*Task to carry out:*
Reproduce each of the lines word for word.
## begin Dataset records
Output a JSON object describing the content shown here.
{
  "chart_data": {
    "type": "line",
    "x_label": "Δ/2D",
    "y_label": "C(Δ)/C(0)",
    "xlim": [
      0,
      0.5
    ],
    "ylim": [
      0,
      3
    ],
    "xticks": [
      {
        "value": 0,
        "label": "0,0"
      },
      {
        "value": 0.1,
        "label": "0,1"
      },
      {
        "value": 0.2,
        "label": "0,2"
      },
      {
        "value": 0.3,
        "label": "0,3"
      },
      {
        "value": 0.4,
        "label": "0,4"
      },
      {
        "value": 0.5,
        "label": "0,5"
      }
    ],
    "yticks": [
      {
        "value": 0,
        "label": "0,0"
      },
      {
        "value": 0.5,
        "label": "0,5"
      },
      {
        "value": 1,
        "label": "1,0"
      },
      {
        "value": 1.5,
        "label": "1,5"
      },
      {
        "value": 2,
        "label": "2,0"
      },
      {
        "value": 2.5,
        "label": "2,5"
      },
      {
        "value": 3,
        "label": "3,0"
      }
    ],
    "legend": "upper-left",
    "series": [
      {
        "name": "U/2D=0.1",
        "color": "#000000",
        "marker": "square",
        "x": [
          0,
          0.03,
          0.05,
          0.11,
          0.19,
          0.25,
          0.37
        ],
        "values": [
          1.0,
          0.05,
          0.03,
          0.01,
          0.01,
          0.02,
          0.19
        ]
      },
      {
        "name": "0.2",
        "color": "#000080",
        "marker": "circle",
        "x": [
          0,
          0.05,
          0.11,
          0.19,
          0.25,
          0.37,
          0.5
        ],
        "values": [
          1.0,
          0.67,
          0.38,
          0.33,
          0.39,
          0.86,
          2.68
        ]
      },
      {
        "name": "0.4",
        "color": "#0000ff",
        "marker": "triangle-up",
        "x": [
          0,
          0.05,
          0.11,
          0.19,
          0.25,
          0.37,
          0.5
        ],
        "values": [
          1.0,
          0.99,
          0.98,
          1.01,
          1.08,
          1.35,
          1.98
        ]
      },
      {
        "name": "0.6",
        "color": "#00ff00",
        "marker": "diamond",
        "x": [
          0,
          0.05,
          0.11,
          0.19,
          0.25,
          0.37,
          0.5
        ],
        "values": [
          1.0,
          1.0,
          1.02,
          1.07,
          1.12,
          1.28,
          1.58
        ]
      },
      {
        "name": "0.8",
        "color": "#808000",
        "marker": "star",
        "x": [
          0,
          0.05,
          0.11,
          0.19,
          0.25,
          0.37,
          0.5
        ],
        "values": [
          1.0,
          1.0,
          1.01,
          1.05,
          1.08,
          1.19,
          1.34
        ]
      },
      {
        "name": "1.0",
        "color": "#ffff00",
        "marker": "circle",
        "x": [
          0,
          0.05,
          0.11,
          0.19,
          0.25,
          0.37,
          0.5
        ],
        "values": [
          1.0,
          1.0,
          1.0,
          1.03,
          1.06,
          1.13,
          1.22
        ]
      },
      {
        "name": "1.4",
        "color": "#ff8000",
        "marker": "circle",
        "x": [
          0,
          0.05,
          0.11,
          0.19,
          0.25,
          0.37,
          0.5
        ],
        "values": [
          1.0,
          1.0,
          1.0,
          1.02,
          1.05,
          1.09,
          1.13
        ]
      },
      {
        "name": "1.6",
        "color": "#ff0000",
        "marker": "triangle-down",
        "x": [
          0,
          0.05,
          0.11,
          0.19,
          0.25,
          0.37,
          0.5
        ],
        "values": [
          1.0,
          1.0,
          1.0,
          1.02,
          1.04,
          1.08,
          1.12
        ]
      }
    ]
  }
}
## end Dataset records
*Final result:*
Output a JSON object describing the content shown here.
{
  "chart_data": {
    "type": "line",
    "x_label": "Δ/2D",
    "y_label": "C(Δ)/C(0)",
    "xlim": [
      0,
      0.5
    ],
    "ylim": [
      0,
      3
    ],
    "xticks": [
      {
        "value": 0,
        "label": "0,0"
      },
      {
        "value": 0.1,
        "label": "0,1"
      },
      {
        "value": 0.2,
        "label": "0,2"
      },
      {
        "value": 0.3,
        "label": "0,3"
      },
      {
        "value": 0.4,
        "label": "0,4"
      },
      {
        "value": 0.5,
        "label": "0,5"
      }
    ],
    "yticks": [
      {
        "value": 0,
        "label": "0,0"
      },
      {
        "value": 0.5,
        "label": "0,5"
      },
      {
        "value": 1,
        "label": "1,0"
      },
      {
        "value": 1.5,
        "label": "1,5"
      },
      {
        "value": 2,
        "label": "2,0"
      },
      {
        "value": 2.5,
        "label": "2,5"
      },
      {
        "value": 3,
        "label": "3,0"
      }
    ],
    "legend": "upper-left",
    "series": [
      {
        "name": "U/2D=0.1",
        "color": "#000000",
        "marker": "square",
        "x": [
          0,
          0.03,
          0.05,
          0.11,
          0.19,
          0.25,
          0.37
        ],
        "values": [
          1.0,
          0.05,
          0.03,
          0.01,
          0.01,
          0.02,
          0.19
        ]
      },
      {
        "name": "0.2",
        "color": "#000080",
        "marker": "circle",
        "x": [
          0,
          0.05,
          0.11,
          0.19,
          0.25,
          0.37,
          0.5
        ],
        "values": [
          1.0,
          0.67,
          0.38,
          0.33,
          0.39,
          0.86,
          2.68
        ]
      },
      {
        "name": "0.4",
        "color": "#0000ff",
        "marker": "triangle-up",
        "x": [
          0,
          0.05,
          0.11,
          0.19,
          0.25,
          0.37,
          0.5
        ],
        "values": [
          1.0,
          0.99,
          0.98,
          1.01,
          1.08,
          1.35,
          1.98
        ]
      },
      {
        "name": "0.6",
        "color": "#00ff00",
        "marker": "diamond",
        "x": [
          0,
          0.05,
          0.11,
          0.19,
          0.25,
          0.37,
          0.5
        ],
        "values": [
          1.0,
          1.0,
          1.02,
          1.07,
          1.12,
          1.28,
          1.58
        ]
      },
      {
        "name": "0.8",
        "color": "#808000",
        "marker": "star",
        "x": [
          0,
          0.05,
          0.11,
          0.19,
          0.25,
          0.37,
          0.5
        ],
        "values": [
          1.0,
          1.0,
          1.01,
          1.05,
          1.08,
          1.19,
          1.34
        ]
      },
      {
        "name": "1.0",
        "color": "#ffff00",
        "marker": "circle",
        "x": [
          0,
          0.05,
          0.11,
          0.19,
          0.25,
          0.37,
          0.5
        ],
        "values": [
          1.0,
          1.0,
          1.0,
          1.03,
          1.06,
          1.13,
          1.22
        ]
      },
      {
        "name": "1.4",
        "color": "#ff8000",
        "marker": "circle",
        "x": [
          0,
          0.05,
          0.11,
          0.19,
          0.25,
          0.37,
          0.5
        ],
        "values": [
          1.0,
          1.0,
          1.0,
          1.02,
          1.05,
          1.09,
          1.13
        ]
      },
      {
        "name": "1.6",
        "color": "#ff0000",
        "marker": "triangle-down",
        "x": [
          0,
          0.05,
          0.11,
          0.19,
          0.25,
          0.37,
          0.5
        ],
        "values": [
          1.0,
          1.0,
          1.0,
          1.02,
          1.04,
          1.08,
          1.12
        ]
      }
    ]
  }
}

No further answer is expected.